Items from a dataset:
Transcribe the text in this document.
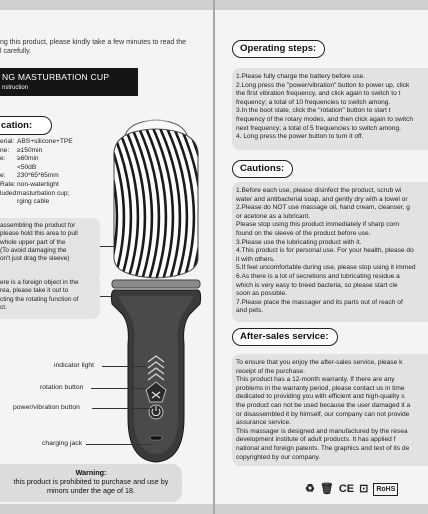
ng this product, please kindly take a few minutes to read the
l carefully.
NG MASTURBATION CUP
nstruction
cation:
erial: ABS+silicone+TPE
ne:	≥150min
e:	≥60min
<50dB
e:	230*65*65mm
Rate: non-watertight
luded: masturbation cup;
rging cable

assembling the product for

please hold this area to pull

whole upper part of the

(To avoid damaging the

on't just drag the sleeve)

ere is a foreign object in the

rea, please take it out to

cting the rotating function of

ct.

indicator light
rotation button
power/vibration button
charging jack
Warning:
this product is prohibited to purchase and use by
minors under the age of 18.
Operating steps:

1.Please fully charge the battery before use.

2.Long press the "power/vibration" button to power up, click

the first vibration frequency, and click again to switch to t

frequency; a total of 10 frequencies to switch among.

3.In the boot state, click the "rotation" button to start t

frequency of the rotary modes, and then click again to switch

next frequency; a total of 5 frequencies to switch among.

4. Long press the power button to turn it off.

Cautions:

1.Before each use, please disinfect the product, scrub wi

water and antibacterial soap, and gently dry with a towel or

2.Please do NOT use massage oil, hand cream, cleanser, g

or acetone as a lubricant.

Please stop using this product immediately if sharp corn

found on the sleeve of the product before use.

3.Please use the lubricating product with it.

4.This product is for personal use. For your health, please do

it with others.

5.If feel uncomfortable during use, please stop using it immed

6.As there is a lot of secretions and lubricating residue a

which is very easy to breed bacteria, so please start cle

soon as possible.

7.Please place the massager and its parts out of reach of

and pets.

After-sales service:

To ensure that you enjoy the after-sales service, please k

receipt of the purchase.

This product has a 12-month warranty. If there are any

problems in the warranty period, please contact us in time

dedicated to providing you with efficient and high-quality s

the product can not be used because the user damaged it a

or disassembled it by himself, our company can not provide

assurance service.

This massager is designed and manufactured by the resea

development institute of adult products. It has applied f

national and foreign patents. The graphics and text of its de

copyrighted by our company.

♻ 🗑 CE ⊡	RoHS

Task description.
If a line in the records holds the word "click", count it, then give only the total.

Answer for this exercise.
4